PETUNJUK LATIHAN: Bagaimana kelanjutan tulisan di bawah ini tentang pelatihan moderasi beragama bagi widyaiswara dan dosen? Lanjutkan tulisan itu, mulai sesudah kalimat terakhirnya.

HALAMAN:
KETIKA WIDYAISWARA DAN DOSEN BERKUMPUL

Spread the love

Catatan Training of Trainer Penguatan Moderasi Beragama Pusdiklat (Bagian Pertama)

Apa bedanya antara Widyaiswara (WI) dan dosen. Jawaban yang paling gampang widyaiswara kurang dikenal publik, sementara dosen sangat mashur bahkan dinilai sebagian masyarakat profesi yang sangat keren. Ada lagi jawaban yang cukup ringan. Saya sering guyon, tapi ini tidak serius. WI itu profesi berpenghasilan tidak tetap. Kadang banyak, kadang ‘buanyak’. Sementara dosen pada umumnya penghasilan tetap, kecuali dosen selebritis apa lagi guru besar. Kadang ‘buanyak’, kadang lebih ‘buanyak’ lagi.

Plt. Kaban Abu Rohmat, memberikan pengarahan pada pembukaan Training of Trainer (ToT) PMB, Ciputat (4/4)

Sejatinya keduanya sama sama jabatan fungsional dengan tugas yang hampir sama, mendidik, mengajar, dan melatih. Dosen ditambah penelitian yang bertugas di kampus, sehingga dikenal dengan akademisi. Sedangkan WI, penelitian sebatas pilihan dalam karya tulis ilmiah untuk pengembangan profesi. Tugasnya di Balai Diklat milik pemerintah.

Terlepas dari perbedaan itu, sejak Senin-Sabtu (4-9/4/22) kedua profesi itu berkumpul dalam satu forum pelatihan. Tentu ini momen kangka. Berkah Moderasi Beragama, keduanya bisa berkumpul dalam Training of Trainer (ToT) Penguatan Moderasi Beragama di kampus Pusdiklat Kemenag RI.

Menyanyikan lagu Indonesia Raya, Ciputat (4/4)

Suasana akrab, canda dan tawa menghiasi kelas selama training. Dibuka Plt Kaban Senin malam (4/4), kegiatan dibagi dua angkatan yakni Angk VIII dan IX. Training berlangsung sesuai agenda. Senin pagi (5/4) dimulai dengan Building Learning Commitmen (BLC) dengan agenda saling mengenal diri, orang lain, kontrak belajar dan pemilihan ketua kelas. Pak Efa Ainul Falah bersama saya selaku pemandu.

Data anotasi kotak:
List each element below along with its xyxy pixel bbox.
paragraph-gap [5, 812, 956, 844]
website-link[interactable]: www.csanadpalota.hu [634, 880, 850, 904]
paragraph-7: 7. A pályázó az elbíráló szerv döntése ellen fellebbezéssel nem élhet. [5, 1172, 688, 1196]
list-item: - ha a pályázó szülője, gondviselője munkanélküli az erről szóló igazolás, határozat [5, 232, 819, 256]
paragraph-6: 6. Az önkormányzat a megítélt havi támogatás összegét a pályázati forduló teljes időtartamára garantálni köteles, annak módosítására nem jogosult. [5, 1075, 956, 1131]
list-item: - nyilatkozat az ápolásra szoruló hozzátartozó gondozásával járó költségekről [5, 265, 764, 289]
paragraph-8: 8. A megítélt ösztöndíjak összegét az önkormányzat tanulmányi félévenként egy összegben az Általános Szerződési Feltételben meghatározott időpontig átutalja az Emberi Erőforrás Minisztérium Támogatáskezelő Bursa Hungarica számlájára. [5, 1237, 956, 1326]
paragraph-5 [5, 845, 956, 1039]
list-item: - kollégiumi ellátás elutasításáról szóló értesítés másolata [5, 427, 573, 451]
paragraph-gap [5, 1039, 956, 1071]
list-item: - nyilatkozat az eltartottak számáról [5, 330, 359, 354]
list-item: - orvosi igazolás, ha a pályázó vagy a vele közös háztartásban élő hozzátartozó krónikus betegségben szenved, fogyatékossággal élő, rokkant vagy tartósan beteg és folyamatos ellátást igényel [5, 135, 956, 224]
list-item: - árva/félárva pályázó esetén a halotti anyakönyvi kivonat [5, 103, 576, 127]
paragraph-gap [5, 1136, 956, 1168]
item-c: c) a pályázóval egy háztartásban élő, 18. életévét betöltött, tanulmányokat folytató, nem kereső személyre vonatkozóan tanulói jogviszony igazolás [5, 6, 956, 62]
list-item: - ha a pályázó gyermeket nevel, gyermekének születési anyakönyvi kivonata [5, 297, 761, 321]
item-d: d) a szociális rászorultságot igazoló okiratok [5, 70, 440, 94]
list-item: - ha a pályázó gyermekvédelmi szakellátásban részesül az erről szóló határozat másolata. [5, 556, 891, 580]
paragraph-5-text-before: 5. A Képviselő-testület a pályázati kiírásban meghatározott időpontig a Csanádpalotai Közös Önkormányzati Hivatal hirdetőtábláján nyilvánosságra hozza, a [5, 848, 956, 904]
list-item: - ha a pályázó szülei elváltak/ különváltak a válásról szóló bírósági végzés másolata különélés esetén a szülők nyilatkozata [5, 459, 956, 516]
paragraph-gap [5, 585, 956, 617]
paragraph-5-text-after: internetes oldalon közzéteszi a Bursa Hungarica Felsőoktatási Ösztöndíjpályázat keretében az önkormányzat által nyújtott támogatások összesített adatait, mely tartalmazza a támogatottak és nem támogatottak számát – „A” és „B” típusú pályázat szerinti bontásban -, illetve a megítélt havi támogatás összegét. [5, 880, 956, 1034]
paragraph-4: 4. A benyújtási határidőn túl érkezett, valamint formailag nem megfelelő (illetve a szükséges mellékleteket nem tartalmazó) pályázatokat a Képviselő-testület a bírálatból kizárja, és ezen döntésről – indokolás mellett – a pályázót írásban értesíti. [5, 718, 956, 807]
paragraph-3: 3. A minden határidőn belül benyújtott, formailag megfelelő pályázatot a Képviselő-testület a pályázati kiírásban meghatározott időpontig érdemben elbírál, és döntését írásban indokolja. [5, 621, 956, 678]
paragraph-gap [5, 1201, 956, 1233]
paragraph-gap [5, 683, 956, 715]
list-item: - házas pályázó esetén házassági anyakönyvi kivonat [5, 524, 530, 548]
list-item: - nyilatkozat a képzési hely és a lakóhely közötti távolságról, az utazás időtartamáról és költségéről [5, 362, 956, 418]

JAWABAN:
Materi kedua, teknik fasilitasi. Materi dipandu Pujiastutik bersama saya. Ini merupakan bekal seorang calon fasilitator yang menggunakan pendekatan andragogi selama pelatihan.

IN Efa Ainul Falah mengawali memandu Building Learning Commitment, Ciputat (5/4)

Dilanjutkan Udar Asumsi, Membangun Perspektif. Materi ini membongkar mind set. Dengan tangga kesimpulan dan mewaspadai bias kognitif yang bisa memengaruhi obyektifitas berpikir dan  berperilaku seseorang. Saya bersama  Pujiastutik selaku pemateri.

Materi berikutnya Setsa Kehidupan Beragama di Indonesia. Peserta diberikan data kondisi keberagamaan di Indonesia oleh Tenaga Ahli Menag Hasanuddin Ali. Bahwa klasifikasi penduduk Indonesia yang terbagi tiga, urban, middle class dan millenial harus diresopon oleh para pemimpin termasuk para ASN Kemenag.

Hasanuddin Ali, Tenaga Ahli menyapaikan Sketsa Kehidupan Beragama Indonesia, Ciputat (5/4)
Hasanuddin Ali, Tenaga Ahli menyapaikan Sketsa Kehidupan Beragama Indonesia, Ciputat (5/4)

Dilanjutkan dengan scenario thinking bersama saya. Pada materi ini peserta diajak berpikir secara kritis fenomena kehidupan beragama yang eksklusif. Di sisi lain ada contoh kehidupan toleransi di sebuah daerah. Bagaimana kondisi 10 tahun yang akan datang jika dibiarkan. Para peserta secara berkelompok mengkajinya.

Sebagai inti dari pelatihan ini adalah iceberg analysis (analisis gunung es). Dalam teori ini, Prof. Zainul Hamdi menggiring dari ‘event’, ‘trend’, ‘structur system’, dan ‘mental model’. Bahwa kejadian yang ada di masyarakat hanyalah tampak luar seperti permukaan gunung es. Sementara lapisan dalam tidak banyak diungkap. Dari analisis ini digalinya ‘trend’ atau fenonena yang muncul di masyarakat, struktur semisal kebijakan, dan budaya yang ada, dan mental model atau pola pikir yang terbentuk yang bisa mendorong seseorang berbuat apa saja (Bersambung).

Prof. Zainul Hamdi menberikan materi Analisis Iceberg, Ciputat (5/4)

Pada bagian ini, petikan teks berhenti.